§ WORK TO DO
Repeat the listing in full, preserving every character.

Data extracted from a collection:
###
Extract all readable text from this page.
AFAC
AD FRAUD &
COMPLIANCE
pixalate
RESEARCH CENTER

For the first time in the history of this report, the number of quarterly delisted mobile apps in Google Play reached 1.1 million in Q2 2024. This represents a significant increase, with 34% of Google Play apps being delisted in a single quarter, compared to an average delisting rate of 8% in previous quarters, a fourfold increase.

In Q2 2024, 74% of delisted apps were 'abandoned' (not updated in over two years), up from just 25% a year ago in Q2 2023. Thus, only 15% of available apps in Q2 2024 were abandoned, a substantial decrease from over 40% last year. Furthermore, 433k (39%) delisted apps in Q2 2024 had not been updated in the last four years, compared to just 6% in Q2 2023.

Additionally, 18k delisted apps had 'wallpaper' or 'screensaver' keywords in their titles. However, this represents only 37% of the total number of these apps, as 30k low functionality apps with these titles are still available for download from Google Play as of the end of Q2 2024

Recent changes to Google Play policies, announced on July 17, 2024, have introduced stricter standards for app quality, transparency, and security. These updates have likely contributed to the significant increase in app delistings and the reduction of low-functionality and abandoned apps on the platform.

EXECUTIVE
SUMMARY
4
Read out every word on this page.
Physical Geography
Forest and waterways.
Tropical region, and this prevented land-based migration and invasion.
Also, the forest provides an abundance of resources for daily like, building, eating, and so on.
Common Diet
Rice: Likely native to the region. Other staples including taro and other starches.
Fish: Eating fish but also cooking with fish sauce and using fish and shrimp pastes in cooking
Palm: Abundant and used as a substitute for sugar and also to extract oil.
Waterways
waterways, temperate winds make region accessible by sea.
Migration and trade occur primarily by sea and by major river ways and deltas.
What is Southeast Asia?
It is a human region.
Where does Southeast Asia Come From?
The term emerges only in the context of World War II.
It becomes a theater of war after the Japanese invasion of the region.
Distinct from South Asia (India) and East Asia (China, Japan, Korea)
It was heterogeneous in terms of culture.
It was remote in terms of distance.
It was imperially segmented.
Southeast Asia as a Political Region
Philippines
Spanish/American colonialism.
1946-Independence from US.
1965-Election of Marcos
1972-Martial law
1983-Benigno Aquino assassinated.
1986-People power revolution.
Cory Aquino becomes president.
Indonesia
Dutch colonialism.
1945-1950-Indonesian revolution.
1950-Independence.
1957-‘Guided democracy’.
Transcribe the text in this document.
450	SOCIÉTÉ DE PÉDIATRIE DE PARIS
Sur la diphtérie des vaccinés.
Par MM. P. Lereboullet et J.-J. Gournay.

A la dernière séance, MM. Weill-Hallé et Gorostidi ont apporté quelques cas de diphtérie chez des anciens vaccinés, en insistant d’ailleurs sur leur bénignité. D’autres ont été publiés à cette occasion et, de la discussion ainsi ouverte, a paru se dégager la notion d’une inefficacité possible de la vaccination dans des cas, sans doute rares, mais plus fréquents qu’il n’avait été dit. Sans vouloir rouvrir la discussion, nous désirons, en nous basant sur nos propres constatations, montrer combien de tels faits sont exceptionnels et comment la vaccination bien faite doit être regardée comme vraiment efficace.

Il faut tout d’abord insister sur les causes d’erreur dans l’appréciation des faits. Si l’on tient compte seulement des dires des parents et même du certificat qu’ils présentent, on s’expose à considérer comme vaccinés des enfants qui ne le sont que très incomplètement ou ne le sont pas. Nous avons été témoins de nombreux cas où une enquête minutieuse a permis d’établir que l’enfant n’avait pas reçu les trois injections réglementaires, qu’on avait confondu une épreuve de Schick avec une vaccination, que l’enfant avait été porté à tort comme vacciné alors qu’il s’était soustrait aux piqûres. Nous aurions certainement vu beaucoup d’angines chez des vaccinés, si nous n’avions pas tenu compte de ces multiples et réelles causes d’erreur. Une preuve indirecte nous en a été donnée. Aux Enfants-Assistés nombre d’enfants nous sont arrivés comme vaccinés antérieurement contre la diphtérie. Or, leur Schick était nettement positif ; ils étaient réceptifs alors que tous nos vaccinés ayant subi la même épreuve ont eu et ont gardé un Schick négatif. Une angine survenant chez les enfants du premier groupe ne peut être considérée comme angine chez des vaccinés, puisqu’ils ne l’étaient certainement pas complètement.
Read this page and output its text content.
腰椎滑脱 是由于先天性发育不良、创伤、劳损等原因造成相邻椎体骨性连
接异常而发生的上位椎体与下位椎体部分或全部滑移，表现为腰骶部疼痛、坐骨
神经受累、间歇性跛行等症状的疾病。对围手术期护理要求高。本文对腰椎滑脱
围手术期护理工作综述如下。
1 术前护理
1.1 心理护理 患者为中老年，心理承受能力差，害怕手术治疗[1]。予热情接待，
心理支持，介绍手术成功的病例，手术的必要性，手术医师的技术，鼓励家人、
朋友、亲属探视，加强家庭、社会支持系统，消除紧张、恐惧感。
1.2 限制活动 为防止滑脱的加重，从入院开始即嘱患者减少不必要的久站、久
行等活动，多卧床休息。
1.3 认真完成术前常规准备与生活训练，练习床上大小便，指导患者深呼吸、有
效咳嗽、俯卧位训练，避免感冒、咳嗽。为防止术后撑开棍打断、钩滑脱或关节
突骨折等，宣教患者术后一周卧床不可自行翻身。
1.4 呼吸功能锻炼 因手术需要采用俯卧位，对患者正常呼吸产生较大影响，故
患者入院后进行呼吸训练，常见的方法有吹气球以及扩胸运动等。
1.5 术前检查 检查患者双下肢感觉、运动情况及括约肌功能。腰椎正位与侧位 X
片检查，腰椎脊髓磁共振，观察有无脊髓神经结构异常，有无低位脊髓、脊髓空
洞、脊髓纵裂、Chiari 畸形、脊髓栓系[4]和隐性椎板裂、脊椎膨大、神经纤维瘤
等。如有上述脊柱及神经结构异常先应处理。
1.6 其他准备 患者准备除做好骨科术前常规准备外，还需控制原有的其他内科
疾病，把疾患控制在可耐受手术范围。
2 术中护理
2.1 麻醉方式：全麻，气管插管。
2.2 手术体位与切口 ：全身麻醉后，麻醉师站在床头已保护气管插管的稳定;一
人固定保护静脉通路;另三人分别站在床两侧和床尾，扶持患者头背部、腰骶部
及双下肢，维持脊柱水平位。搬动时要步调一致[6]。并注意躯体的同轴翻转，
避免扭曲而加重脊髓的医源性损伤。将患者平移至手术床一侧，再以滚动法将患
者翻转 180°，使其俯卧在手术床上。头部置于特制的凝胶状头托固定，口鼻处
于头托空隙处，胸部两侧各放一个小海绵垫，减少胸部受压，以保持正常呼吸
###
§ FULL OUTPUT
Extract all readable text from this page.
AFAC
AD FRAUD &
COMPLIANCE
pixalate
RESEARCH CENTER

For the first time in the history of this report, the number of quarterly delisted mobile apps in Google Play reached 1.1 million in Q2 2024. This represents a significant increase, with 34% of Google Play apps being delisted in a single quarter, compared to an average delisting rate of 8% in previous quarters, a fourfold increase.

In Q2 2024, 74% of delisted apps were 'abandoned' (not updated in over two years), up from just 25% a year ago in Q2 2023. Thus, only 15% of available apps in Q2 2024 were abandoned, a substantial decrease from over 40% last year. Furthermore, 433k (39%) delisted apps in Q2 2024 had not been updated in the last four years, compared to just 6% in Q2 2023.

Additionally, 18k delisted apps had 'wallpaper' or 'screensaver' keywords in their titles. However, this represents only 37% of the total number of these apps, as 30k low functionality apps with these titles are still available for download from Google Play as of the end of Q2 2024

Recent changes to Google Play policies, announced on July 17, 2024, have introduced stricter standards for app quality, transparency, and security. These updates have likely contributed to the significant increase in app delistings and the reduction of low-functionality and abandoned apps on the platform.

EXECUTIVE
SUMMARY
4
Read out every word on this page.
Physical Geography
Forest and waterways.
Tropical region, and this prevented land-based migration and invasion.
Also, the forest provides an abundance of resources for daily like, building, eating, and so on.
Common Diet
Rice: Likely native to the region. Other staples including taro and other starches.
Fish: Eating fish but also cooking with fish sauce and using fish and shrimp pastes in cooking
Palm: Abundant and used as a substitute for sugar and also to extract oil.
Waterways
waterways, temperate winds make region accessible by sea.
Migration and trade occur primarily by sea and by major river ways and deltas.
What is Southeast Asia?
It is a human region.
Where does Southeast Asia Come From?
The term emerges only in the context of World War II.
It becomes a theater of war after the Japanese invasion of the region.
Distinct from South Asia (India) and East Asia (China, Japan, Korea)
It was heterogeneous in terms of culture.
It was remote in terms of distance.
It was imperially segmented.
Southeast Asia as a Political Region
Philippines
Spanish/American colonialism.
1946-Independence from US.
1965-Election of Marcos
1972-Martial law
1983-Benigno Aquino assassinated.
1986-People power revolution.
Cory Aquino becomes president.
Indonesia
Dutch colonialism.
1945-1950-Indonesian revolution.
1950-Independence.
1957-‘Guided democracy’.
Transcribe the text in this document.
450	SOCIÉTÉ DE PÉDIATRIE DE PARIS
Sur la diphtérie des vaccinés.
Par MM. P. Lereboullet et J.-J. Gournay.

A la dernière séance, MM. Weill-Hallé et Gorostidi ont apporté quelques cas de diphtérie chez des anciens vaccinés, en insistant d’ailleurs sur leur bénignité. D’autres ont été publiés à cette occasion et, de la discussion ainsi ouverte, a paru se dégager la notion d’une inefficacité possible de la vaccination dans des cas, sans doute rares, mais plus fréquents qu’il n’avait été dit. Sans vouloir rouvrir la discussion, nous désirons, en nous basant sur nos propres constatations, montrer combien de tels faits sont exceptionnels et comment la vaccination bien faite doit être regardée comme vraiment efficace.

Il faut tout d’abord insister sur les causes d’erreur dans l’appréciation des faits. Si l’on tient compte seulement des dires des parents et même du certificat qu’ils présentent, on s’expose à considérer comme vaccinés des enfants qui ne le sont que très incomplètement ou ne le sont pas. Nous avons été témoins de nombreux cas où une enquête minutieuse a permis d’établir que l’enfant n’avait pas reçu les trois injections réglementaires, qu’on avait confondu une épreuve de Schick avec une vaccination, que l’enfant avait été porté à tort comme vacciné alors qu’il s’était soustrait aux piqûres. Nous aurions certainement vu beaucoup d’angines chez des vaccinés, si nous n’avions pas tenu compte de ces multiples et réelles causes d’erreur. Une preuve indirecte nous en a été donnée. Aux Enfants-Assistés nombre d’enfants nous sont arrivés comme vaccinés antérieurement contre la diphtérie. Or, leur Schick était nettement positif ; ils étaient réceptifs alors que tous nos vaccinés ayant subi la même épreuve ont eu et ont gardé un Schick négatif. Une angine survenant chez les enfants du premier groupe ne peut être considérée comme angine chez des vaccinés, puisqu’ils ne l’étaient certainement pas complètement.
Read this page and output its text content.
腰椎滑脱 是由于先天性发育不良、创伤、劳损等原因造成相邻椎体骨性连
接异常而发生的上位椎体与下位椎体部分或全部滑移，表现为腰骶部疼痛、坐骨
神经受累、间歇性跛行等症状的疾病。对围手术期护理要求高。本文对腰椎滑脱
围手术期护理工作综述如下。
1 术前护理
1.1 心理护理 患者为中老年，心理承受能力差，害怕手术治疗[1]。予热情接待，
心理支持，介绍手术成功的病例，手术的必要性，手术医师的技术，鼓励家人、
朋友、亲属探视，加强家庭、社会支持系统，消除紧张、恐惧感。
1.2 限制活动 为防止滑脱的加重，从入院开始即嘱患者减少不必要的久站、久
行等活动，多卧床休息。
1.3 认真完成术前常规准备与生活训练，练习床上大小便，指导患者深呼吸、有
效咳嗽、俯卧位训练，避免感冒、咳嗽。为防止术后撑开棍打断、钩滑脱或关节
突骨折等，宣教患者术后一周卧床不可自行翻身。
1.4 呼吸功能锻炼 因手术需要采用俯卧位，对患者正常呼吸产生较大影响，故
患者入院后进行呼吸训练，常见的方法有吹气球以及扩胸运动等。
1.5 术前检查 检查患者双下肢感觉、运动情况及括约肌功能。腰椎正位与侧位 X
片检查，腰椎脊髓磁共振，观察有无脊髓神经结构异常，有无低位脊髓、脊髓空
洞、脊髓纵裂、Chiari 畸形、脊髓栓系[4]和隐性椎板裂、脊椎膨大、神经纤维瘤
等。如有上述脊柱及神经结构异常先应处理。
1.6 其他准备 患者准备除做好骨科术前常规准备外，还需控制原有的其他内科
疾病，把疾患控制在可耐受手术范围。
2 术中护理
2.1 麻醉方式：全麻，气管插管。
2.2 手术体位与切口 ：全身麻醉后，麻醉师站在床头已保护气管插管的稳定;一
人固定保护静脉通路;另三人分别站在床两侧和床尾，扶持患者头背部、腰骶部
及双下肢，维持脊柱水平位。搬动时要步调一致[6]。并注意躯体的同轴翻转，
避免扭曲而加重脊髓的医源性损伤。将患者平移至手术床一侧，再以滚动法将患
者翻转 180°，使其俯卧在手术床上。头部置于特制的凝胶状头托固定，口鼻处
于头托空隙处，胸部两侧各放一个小海绵垫，减少胸部受压，以保持正常呼吸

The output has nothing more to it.